__What is needed__
Filter the records below down to lines containing "does".

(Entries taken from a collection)
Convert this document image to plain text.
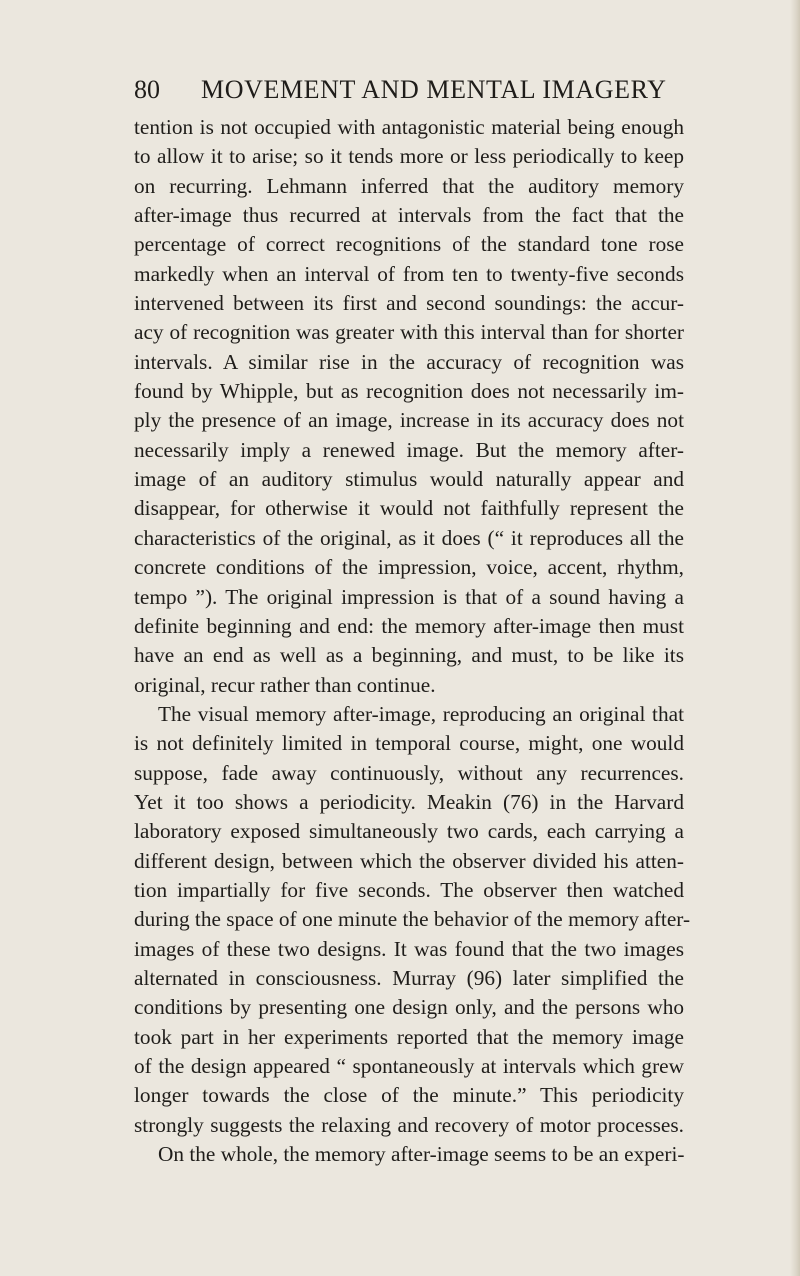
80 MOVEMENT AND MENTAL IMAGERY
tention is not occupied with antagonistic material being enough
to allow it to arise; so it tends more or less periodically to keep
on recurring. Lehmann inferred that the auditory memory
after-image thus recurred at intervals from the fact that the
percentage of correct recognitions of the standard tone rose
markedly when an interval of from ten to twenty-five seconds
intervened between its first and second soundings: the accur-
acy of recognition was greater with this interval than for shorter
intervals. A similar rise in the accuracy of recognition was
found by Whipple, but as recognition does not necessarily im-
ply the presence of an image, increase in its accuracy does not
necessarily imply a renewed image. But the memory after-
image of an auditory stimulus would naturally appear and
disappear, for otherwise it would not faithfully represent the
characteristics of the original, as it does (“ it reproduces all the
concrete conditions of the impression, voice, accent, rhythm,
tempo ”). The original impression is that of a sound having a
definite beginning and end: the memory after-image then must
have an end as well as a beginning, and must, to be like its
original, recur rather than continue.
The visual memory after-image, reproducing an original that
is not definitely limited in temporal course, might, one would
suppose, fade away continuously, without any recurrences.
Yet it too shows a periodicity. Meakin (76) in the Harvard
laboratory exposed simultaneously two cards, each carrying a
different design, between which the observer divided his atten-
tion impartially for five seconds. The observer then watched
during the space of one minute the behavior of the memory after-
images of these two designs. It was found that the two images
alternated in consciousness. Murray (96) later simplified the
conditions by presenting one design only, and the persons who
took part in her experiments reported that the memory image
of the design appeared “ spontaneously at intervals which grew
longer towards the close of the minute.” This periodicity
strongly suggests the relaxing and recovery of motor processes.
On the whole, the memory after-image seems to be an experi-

__Correct output__
found by Whipple, but as recognition does not necessarily im-
ply the presence of an image, increase in its accuracy does not
characteristics of the original, as it does (“ it reproduces all the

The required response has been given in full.